(Set exercise): Every record that follows should be printed verbatim.

START Given data

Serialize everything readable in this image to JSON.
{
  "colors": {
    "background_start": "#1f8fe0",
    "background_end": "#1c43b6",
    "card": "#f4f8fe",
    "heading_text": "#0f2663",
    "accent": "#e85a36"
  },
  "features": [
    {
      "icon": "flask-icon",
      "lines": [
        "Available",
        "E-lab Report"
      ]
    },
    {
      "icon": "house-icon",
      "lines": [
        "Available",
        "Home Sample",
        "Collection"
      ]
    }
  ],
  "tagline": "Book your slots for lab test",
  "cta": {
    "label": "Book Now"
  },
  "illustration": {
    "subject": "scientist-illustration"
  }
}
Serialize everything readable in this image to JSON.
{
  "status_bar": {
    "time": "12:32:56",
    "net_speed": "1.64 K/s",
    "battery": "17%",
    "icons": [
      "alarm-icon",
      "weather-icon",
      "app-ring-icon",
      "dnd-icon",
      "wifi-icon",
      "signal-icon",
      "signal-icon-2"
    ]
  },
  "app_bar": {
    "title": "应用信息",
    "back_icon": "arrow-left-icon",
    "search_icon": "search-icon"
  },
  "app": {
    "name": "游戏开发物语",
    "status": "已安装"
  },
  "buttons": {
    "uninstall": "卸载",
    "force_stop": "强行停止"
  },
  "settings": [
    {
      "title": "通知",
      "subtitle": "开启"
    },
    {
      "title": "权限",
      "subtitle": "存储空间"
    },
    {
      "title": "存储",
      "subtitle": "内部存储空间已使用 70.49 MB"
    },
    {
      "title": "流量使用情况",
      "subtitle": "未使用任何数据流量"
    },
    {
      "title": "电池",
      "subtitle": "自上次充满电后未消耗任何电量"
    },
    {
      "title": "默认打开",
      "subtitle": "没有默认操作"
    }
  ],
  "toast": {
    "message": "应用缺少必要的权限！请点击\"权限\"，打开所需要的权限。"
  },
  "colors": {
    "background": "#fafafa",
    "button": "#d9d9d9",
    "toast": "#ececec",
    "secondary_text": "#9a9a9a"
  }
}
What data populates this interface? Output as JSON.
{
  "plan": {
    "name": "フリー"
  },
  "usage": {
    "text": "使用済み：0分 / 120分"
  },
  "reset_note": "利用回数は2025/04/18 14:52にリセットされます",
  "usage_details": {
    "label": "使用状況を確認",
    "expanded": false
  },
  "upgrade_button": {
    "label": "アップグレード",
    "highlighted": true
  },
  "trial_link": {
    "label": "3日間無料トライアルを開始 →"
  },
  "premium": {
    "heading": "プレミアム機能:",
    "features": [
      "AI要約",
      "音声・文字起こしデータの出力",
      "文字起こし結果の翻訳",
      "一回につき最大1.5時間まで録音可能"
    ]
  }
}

END Given data

(Exercise output):
Serialize everything readable in this image to JSON.
{
  "colors": {
    "background_start": "#1f8fe0",
    "background_end": "#1c43b6",
    "card": "#f4f8fe",
    "heading_text": "#0f2663",
    "accent": "#e85a36"
  },
  "features": [
    {
      "icon": "flask-icon",
      "lines": [
        "Available",
        "E-lab Report"
      ]
    },
    {
      "icon": "house-icon",
      "lines": [
        "Available",
        "Home Sample",
        "Collection"
      ]
    }
  ],
  "tagline": "Book your slots for lab test",
  "cta": {
    "label": "Book Now"
  },
  "illustration": {
    "subject": "scientist-illustration"
  }
}
Serialize everything readable in this image to JSON.
{
  "status_bar": {
    "time": "12:32:56",
    "net_speed": "1.64 K/s",
    "battery": "17%",
    "icons": [
      "alarm-icon",
      "weather-icon",
      "app-ring-icon",
      "dnd-icon",
      "wifi-icon",
      "signal-icon",
      "signal-icon-2"
    ]
  },
  "app_bar": {
    "title": "应用信息",
    "back_icon": "arrow-left-icon",
    "search_icon": "search-icon"
  },
  "app": {
    "name": "游戏开发物语",
    "status": "已安装"
  },
  "buttons": {
    "uninstall": "卸载",
    "force_stop": "强行停止"
  },
  "settings": [
    {
      "title": "通知",
      "subtitle": "开启"
    },
    {
      "title": "权限",
      "subtitle": "存储空间"
    },
    {
      "title": "存储",
      "subtitle": "内部存储空间已使用 70.49 MB"
    },
    {
      "title": "流量使用情况",
      "subtitle": "未使用任何数据流量"
    },
    {
      "title": "电池",
      "subtitle": "自上次充满电后未消耗任何电量"
    },
    {
      "title": "默认打开",
      "subtitle": "没有默认操作"
    }
  ],
  "toast": {
    "message": "应用缺少必要的权限！请点击\"权限\"，打开所需要的权限。"
  },
  "colors": {
    "background": "#fafafa",
    "button": "#d9d9d9",
    "toast": "#ececec",
    "secondary_text": "#9a9a9a"
  }
}
What data populates this interface? Output as JSON.
{
  "plan": {
    "name": "フリー"
  },
  "usage": {
    "text": "使用済み：0分 / 120分"
  },
  "reset_note": "利用回数は2025/04/18 14:52にリセットされます",
  "usage_details": {
    "label": "使用状況を確認",
    "expanded": false
  },
  "upgrade_button": {
    "label": "アップグレード",
    "highlighted": true
  },
  "trial_link": {
    "label": "3日間無料トライアルを開始 →"
  },
  "premium": {
    "heading": "プレミアム機能:",
    "features": [
      "AI要約",
      "音声・文字起こしデータの出力",
      "文字起こし結果の翻訳",
      "一回につき最大1.5時間まで録音可能"
    ]
  }
}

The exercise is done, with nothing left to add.